» **RECORD EXTRACTS**
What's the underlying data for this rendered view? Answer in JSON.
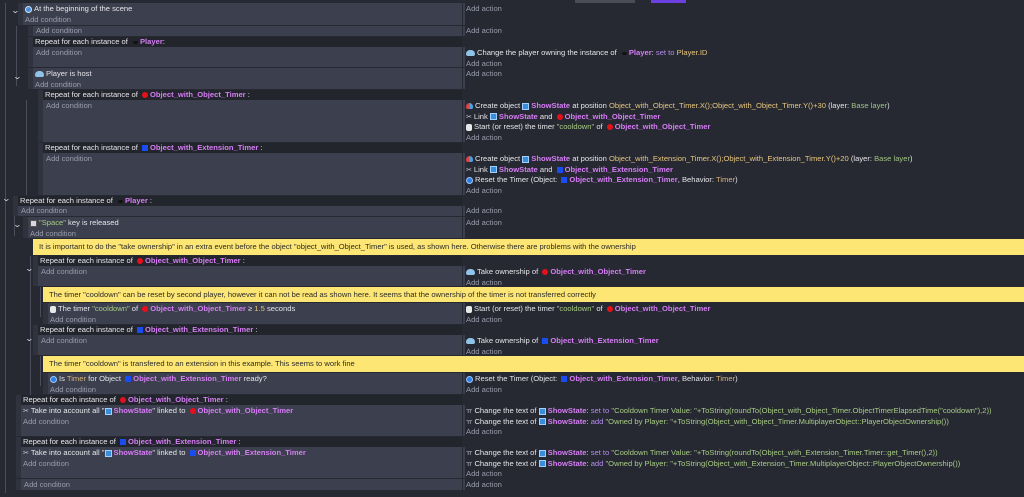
{
  "labels": {
    "add_condition": "Add condition",
    "add_action": "Add action"
  },
  "events": [
    {
      "conditions": [
        [
          {
            "icon": "scene-icon"
          },
          {
            "text": "At the beginning of the scene"
          }
        ]
      ],
      "actions": []
    },
    {
      "conditions": [],
      "actions": []
    },
    {
      "repeat": [
        {
          "text": "Repeat for each instance of "
        },
        {
          "icon": "player-object-icon"
        },
        {
          "text": "Player",
          "style": "obj"
        },
        {
          "text": ":"
        }
      ],
      "conditions": [],
      "actions": [
        [
          {
            "icon": "multiplayer-icon"
          },
          {
            "text": "Change the player owning the instance of "
          },
          {
            "icon": "player-object-icon"
          },
          {
            "text": "Player",
            "style": "obj"
          },
          {
            "text": ": "
          },
          {
            "text": "set to",
            "style": "kw"
          },
          {
            "text": " "
          },
          {
            "text": "Player.ID",
            "style": "expr"
          }
        ]
      ]
    },
    {
      "conditions": [
        [
          {
            "icon": "multiplayer-icon"
          },
          {
            "text": "Player is host"
          }
        ]
      ],
      "actions": []
    },
    {
      "repeat": [
        {
          "text": "Repeat for each instance of "
        },
        {
          "icon": "red-dot-icon"
        },
        {
          "text": "Object_with_Object_Timer",
          "style": "obj"
        },
        {
          "text": " :"
        }
      ],
      "conditions": [],
      "actions": [
        [
          {
            "icon": "create-object-icon"
          },
          {
            "text": "Create object "
          },
          {
            "icon": "showstate-icon"
          },
          {
            "text": "ShowState",
            "style": "obj"
          },
          {
            "text": " at position "
          },
          {
            "text": "Object_with_Object_Timer.X();Object_with_Object_Timer.Y()+30",
            "style": "expr"
          },
          {
            "text": " (layer: "
          },
          {
            "text": "Base layer",
            "style": "layer"
          },
          {
            "text": ")"
          }
        ],
        [
          {
            "icon": "link-icon"
          },
          {
            "text": "Link "
          },
          {
            "icon": "showstate-icon"
          },
          {
            "text": "ShowState",
            "style": "obj"
          },
          {
            "text": " and "
          },
          {
            "icon": "red-dot-icon"
          },
          {
            "text": "Object_with_Object_Timer",
            "style": "obj"
          }
        ],
        [
          {
            "icon": "timer-icon"
          },
          {
            "text": "Start (or reset) the timer "
          },
          {
            "text": "\"cooldown\"",
            "style": "str"
          },
          {
            "text": " of "
          },
          {
            "icon": "red-dot-icon"
          },
          {
            "text": "Object_with_Object_Timer",
            "style": "obj"
          }
        ]
      ]
    },
    {
      "repeat": [
        {
          "text": "Repeat for each instance of "
        },
        {
          "icon": "blue-square-icon"
        },
        {
          "text": "Object_with_Extension_Timer",
          "style": "obj"
        },
        {
          "text": " :"
        }
      ],
      "conditions": [],
      "actions": [
        [
          {
            "icon": "create-object-icon"
          },
          {
            "text": "Create object "
          },
          {
            "icon": "showstate-icon"
          },
          {
            "text": "ShowState",
            "style": "obj"
          },
          {
            "text": " at position "
          },
          {
            "text": "Object_with_Extension_Timer.X();Object_with_Extension_Timer.Y()+20",
            "style": "expr"
          },
          {
            "text": " (layer: "
          },
          {
            "text": "Base layer",
            "style": "layer"
          },
          {
            "text": ")"
          }
        ],
        [
          {
            "icon": "link-icon"
          },
          {
            "text": "Link "
          },
          {
            "icon": "showstate-icon"
          },
          {
            "text": "ShowState",
            "style": "obj"
          },
          {
            "text": " and "
          },
          {
            "icon": "blue-square-icon"
          },
          {
            "text": "Object_with_Extension_Timer",
            "style": "obj"
          }
        ],
        [
          {
            "icon": "extension-timer-icon"
          },
          {
            "text": "Reset the Timer (Object: "
          },
          {
            "icon": "blue-square-icon"
          },
          {
            "text": "Object_with_Extension_Timer",
            "style": "obj"
          },
          {
            "text": ", Behavior: "
          },
          {
            "text": "Timer",
            "style": "beh"
          },
          {
            "text": ")"
          }
        ]
      ]
    },
    {
      "repeat": [
        {
          "text": "Repeat for each instance of "
        },
        {
          "icon": "player-object-icon"
        },
        {
          "text": "Player",
          "style": "obj"
        },
        {
          "text": " :"
        }
      ],
      "conditions": [],
      "actions": []
    },
    {
      "conditions": [
        [
          {
            "icon": "keyboard-icon"
          },
          {
            "text": "\"Space\"",
            "style": "str"
          },
          {
            "text": " key is released"
          }
        ]
      ],
      "actions": []
    },
    {
      "comment": "It is important to do the \"take ownership\" in an extra event before the object \"object_with_Object_Timer\" is used, as shown here. Otherwise there are problems with the ownership"
    },
    {
      "repeat": [
        {
          "text": "Repeat for each instance of "
        },
        {
          "icon": "red-dot-icon"
        },
        {
          "text": "Object_with_Object_Timer",
          "style": "obj"
        },
        {
          "text": " :"
        }
      ],
      "conditions": [],
      "actions": [
        [
          {
            "icon": "multiplayer-icon"
          },
          {
            "text": "Take ownership of "
          },
          {
            "icon": "red-dot-icon"
          },
          {
            "text": "Object_with_Object_Timer",
            "style": "obj"
          }
        ]
      ]
    },
    {
      "comment": "The timer \"cooldown\" can be reset by second player, however it can not be read as shown here. It seems that the ownership of the timer is not transferred correctly"
    },
    {
      "conditions": [
        [
          {
            "icon": "timer-icon"
          },
          {
            "text": "The timer "
          },
          {
            "text": "\"cooldown\"",
            "style": "str"
          },
          {
            "text": " of "
          },
          {
            "icon": "red-dot-icon"
          },
          {
            "text": "Object_with_Object_Timer",
            "style": "obj"
          },
          {
            "text": " ≥ "
          },
          {
            "text": "1.5",
            "style": "expr"
          },
          {
            "text": " seconds"
          }
        ]
      ],
      "actions": [
        [
          {
            "icon": "timer-icon"
          },
          {
            "text": "Start (or reset) the timer "
          },
          {
            "text": "\"cooldown\"",
            "style": "str"
          },
          {
            "text": " of "
          },
          {
            "icon": "red-dot-icon"
          },
          {
            "text": "Object_with_Object_Timer",
            "style": "obj"
          }
        ]
      ]
    },
    {
      "repeat": [
        {
          "text": "Repeat for each instance of "
        },
        {
          "icon": "blue-square-icon"
        },
        {
          "text": "Object_with_Extension_Timer",
          "style": "obj"
        },
        {
          "text": " :"
        }
      ],
      "conditions": [],
      "actions": [
        [
          {
            "icon": "multiplayer-icon"
          },
          {
            "text": "Take ownership of "
          },
          {
            "icon": "blue-square-icon"
          },
          {
            "text": "Object_with_Extension_Timer",
            "style": "obj"
          }
        ]
      ]
    },
    {
      "comment": "The timer \"cooldown\" is transfered to an extension in this example. This seems to work fine"
    },
    {
      "conditions": [
        [
          {
            "icon": "extension-timer-icon"
          },
          {
            "text": "Is "
          },
          {
            "text": "Timer",
            "style": "beh"
          },
          {
            "text": " for Object "
          },
          {
            "icon": "blue-square-icon"
          },
          {
            "text": "Object_with_Extension_Timer",
            "style": "obj"
          },
          {
            "text": " ready?"
          }
        ]
      ],
      "actions": [
        [
          {
            "icon": "extension-timer-icon"
          },
          {
            "text": "Reset the Timer (Object: "
          },
          {
            "icon": "blue-square-icon"
          },
          {
            "text": "Object_with_Extension_Timer",
            "style": "obj"
          },
          {
            "text": ", Behavior: "
          },
          {
            "text": "Timer",
            "style": "beh"
          },
          {
            "text": ")"
          }
        ]
      ]
    },
    {
      "repeat": [
        {
          "text": "Repeat for each instance of "
        },
        {
          "icon": "red-dot-icon"
        },
        {
          "text": "Object_with_Object_Timer",
          "style": "obj"
        },
        {
          "text": " :"
        }
      ],
      "conditions": [
        [
          {
            "icon": "link-icon"
          },
          {
            "text": "Take into account all \""
          },
          {
            "icon": "showstate-icon"
          },
          {
            "text": "ShowState",
            "style": "obj"
          },
          {
            "text": "\" linked to "
          },
          {
            "icon": "red-dot-icon"
          },
          {
            "text": "Object_with_Object_Timer",
            "style": "obj"
          }
        ]
      ],
      "actions": [
        [
          {
            "icon": "text-icon"
          },
          {
            "text": "Change the text of "
          },
          {
            "icon": "showstate-icon"
          },
          {
            "text": "ShowState",
            "style": "obj"
          },
          {
            "text": ": "
          },
          {
            "text": "set to",
            "style": "kw"
          },
          {
            "text": " "
          },
          {
            "text": "\"Cooldown Timer Value: \"+ToString(roundTo(Object_with_Object_Timer.ObjectTimerElapsedTime(\"cooldown\"),2))",
            "style": "str"
          }
        ],
        [
          {
            "icon": "text-icon"
          },
          {
            "text": "Change the text of "
          },
          {
            "icon": "showstate-icon"
          },
          {
            "text": "ShowState",
            "style": "obj"
          },
          {
            "text": ": "
          },
          {
            "text": "add",
            "style": "kw"
          },
          {
            "text": " "
          },
          {
            "text": "\"Owned by Player: \"+ToString(Object_with_Object_Timer.MultiplayerObject::PlayerObjectOwnership())",
            "style": "str"
          }
        ]
      ]
    },
    {
      "repeat": [
        {
          "text": "Repeat for each instance of "
        },
        {
          "icon": "blue-square-icon"
        },
        {
          "text": "Object_with_Extension_Timer",
          "style": "obj"
        },
        {
          "text": " :"
        }
      ],
      "conditions": [
        [
          {
            "icon": "link-icon"
          },
          {
            "text": "Take into account all \""
          },
          {
            "icon": "showstate-icon"
          },
          {
            "text": "ShowState",
            "style": "obj"
          },
          {
            "text": "\" linked to "
          },
          {
            "icon": "blue-square-icon"
          },
          {
            "text": "Object_with_Extension_Timer",
            "style": "obj"
          }
        ]
      ],
      "actions": [
        [
          {
            "icon": "text-icon"
          },
          {
            "text": "Change the text of "
          },
          {
            "icon": "showstate-icon"
          },
          {
            "text": "ShowState",
            "style": "obj"
          },
          {
            "text": ": "
          },
          {
            "text": "set to",
            "style": "kw"
          },
          {
            "text": " "
          },
          {
            "text": "\"Cooldown Timer Value: \"+ToString(roundTo(Object_with_Extension_Timer.Timer::get_Timer(),2))",
            "style": "str"
          }
        ],
        [
          {
            "icon": "text-icon"
          },
          {
            "text": "Change the text of "
          },
          {
            "icon": "showstate-icon"
          },
          {
            "text": "ShowState",
            "style": "obj"
          },
          {
            "text": ": "
          },
          {
            "text": "add",
            "style": "kw"
          },
          {
            "text": " "
          },
          {
            "text": "\"Owned by Player: \"+ToString(Object_with_Extension_Timer.MultiplayerObject::PlayerObjectOwnership())",
            "style": "str"
          }
        ]
      ]
    },
    {
      "conditions": [],
      "actions": []
    }
  ]
}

» **GIVEN TASK**
Report how many lines of the listing above include the word "shown". Say nothing but the number.

» **TASK SOLUTION**
2